** Start of Records provided **

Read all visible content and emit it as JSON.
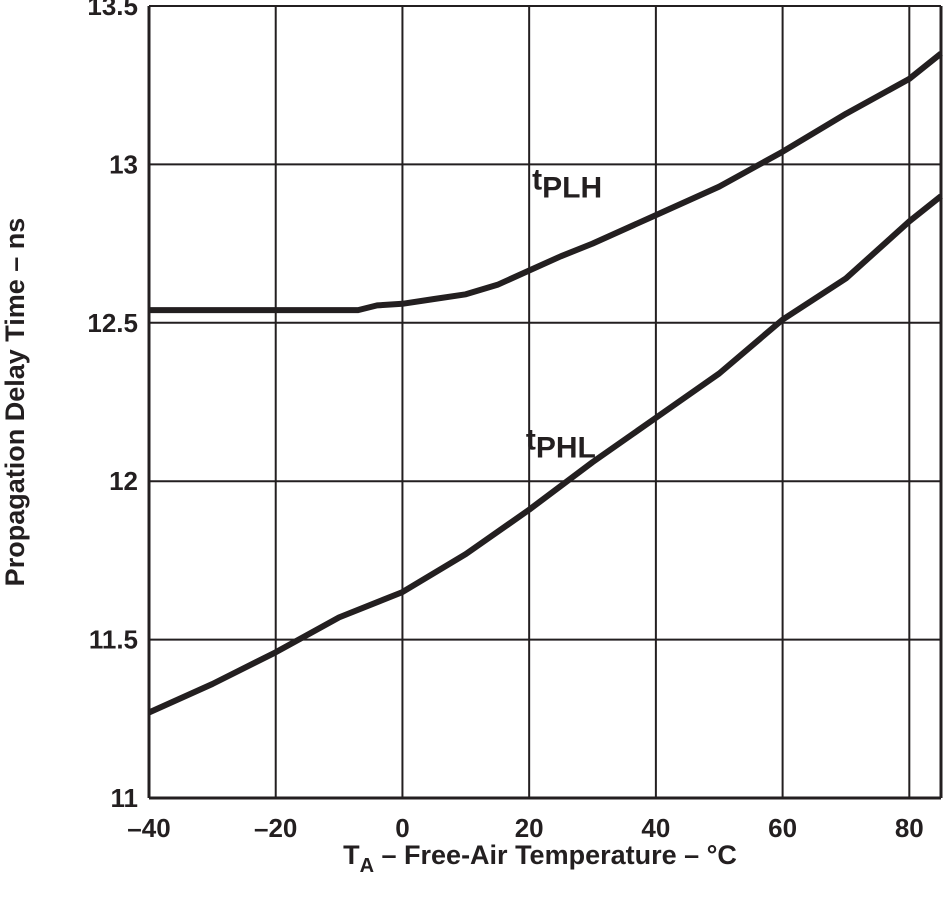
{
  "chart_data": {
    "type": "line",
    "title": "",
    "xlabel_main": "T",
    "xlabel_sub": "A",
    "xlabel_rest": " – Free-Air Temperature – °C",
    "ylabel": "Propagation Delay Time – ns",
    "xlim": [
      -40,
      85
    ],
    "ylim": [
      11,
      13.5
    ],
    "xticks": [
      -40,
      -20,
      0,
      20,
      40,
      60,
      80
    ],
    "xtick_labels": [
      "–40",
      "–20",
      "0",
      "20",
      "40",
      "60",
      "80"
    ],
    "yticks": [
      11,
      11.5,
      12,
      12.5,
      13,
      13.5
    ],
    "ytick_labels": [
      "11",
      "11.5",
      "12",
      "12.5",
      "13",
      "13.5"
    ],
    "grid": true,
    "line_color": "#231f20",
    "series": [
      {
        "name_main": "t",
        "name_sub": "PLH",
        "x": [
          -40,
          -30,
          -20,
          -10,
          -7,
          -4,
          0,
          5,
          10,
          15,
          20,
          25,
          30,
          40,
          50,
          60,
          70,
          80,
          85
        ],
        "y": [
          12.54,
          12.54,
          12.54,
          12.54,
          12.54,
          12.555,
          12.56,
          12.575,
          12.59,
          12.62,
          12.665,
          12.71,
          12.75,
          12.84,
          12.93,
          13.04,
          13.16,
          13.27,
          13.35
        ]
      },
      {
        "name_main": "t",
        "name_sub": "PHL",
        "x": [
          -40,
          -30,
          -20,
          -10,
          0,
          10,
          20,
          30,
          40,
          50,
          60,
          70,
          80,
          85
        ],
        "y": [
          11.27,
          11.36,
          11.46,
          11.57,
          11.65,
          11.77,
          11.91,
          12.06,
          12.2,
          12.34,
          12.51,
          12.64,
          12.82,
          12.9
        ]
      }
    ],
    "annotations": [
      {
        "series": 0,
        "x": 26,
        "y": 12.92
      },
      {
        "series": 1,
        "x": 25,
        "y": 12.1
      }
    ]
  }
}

** End of Records provided **
** Start of Records provided **

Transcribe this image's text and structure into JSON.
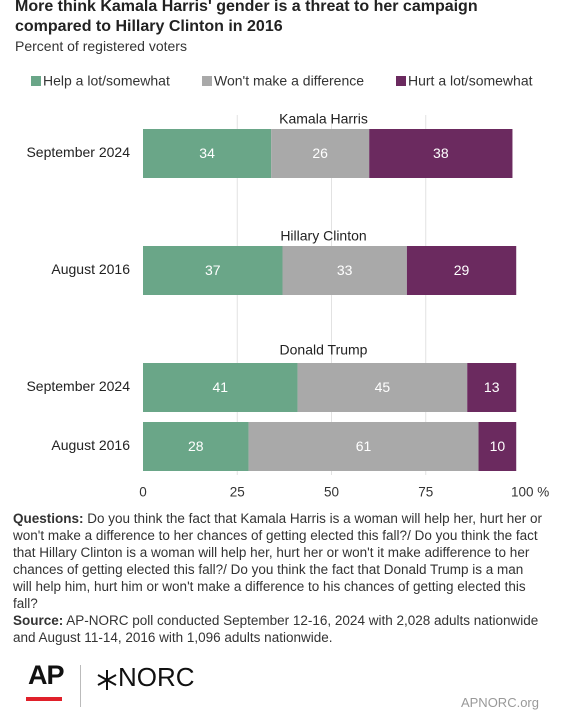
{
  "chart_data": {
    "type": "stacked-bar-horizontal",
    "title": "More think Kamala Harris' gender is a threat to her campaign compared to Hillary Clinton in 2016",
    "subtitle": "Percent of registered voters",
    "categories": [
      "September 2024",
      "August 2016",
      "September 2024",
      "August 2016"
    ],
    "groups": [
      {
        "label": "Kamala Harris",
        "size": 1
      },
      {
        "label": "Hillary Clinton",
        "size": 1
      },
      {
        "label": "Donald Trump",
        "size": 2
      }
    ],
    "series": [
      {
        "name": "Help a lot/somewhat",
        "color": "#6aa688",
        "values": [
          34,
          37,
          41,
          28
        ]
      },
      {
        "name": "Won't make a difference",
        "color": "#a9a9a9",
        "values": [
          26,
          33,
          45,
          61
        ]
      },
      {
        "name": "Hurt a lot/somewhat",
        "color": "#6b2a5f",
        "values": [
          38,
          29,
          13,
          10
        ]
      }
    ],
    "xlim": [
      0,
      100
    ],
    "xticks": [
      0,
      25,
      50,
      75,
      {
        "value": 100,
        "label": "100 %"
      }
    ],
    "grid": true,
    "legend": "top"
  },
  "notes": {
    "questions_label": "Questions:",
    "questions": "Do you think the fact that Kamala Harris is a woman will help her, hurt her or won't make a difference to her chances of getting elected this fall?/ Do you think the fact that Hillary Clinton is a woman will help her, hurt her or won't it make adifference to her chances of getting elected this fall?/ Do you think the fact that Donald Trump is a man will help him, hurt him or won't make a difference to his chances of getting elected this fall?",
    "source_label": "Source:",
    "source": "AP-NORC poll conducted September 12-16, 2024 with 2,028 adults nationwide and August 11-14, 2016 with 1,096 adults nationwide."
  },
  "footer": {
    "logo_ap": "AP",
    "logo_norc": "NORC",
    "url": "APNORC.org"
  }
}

** End of Records provided **

— Stated problem —
Pick out every line of the listing containing the word "somewhat", and show those lines.

— Solution for this exercise —
        "name": "Help a lot/somewhat",
        "name": "Hurt a lot/somewhat",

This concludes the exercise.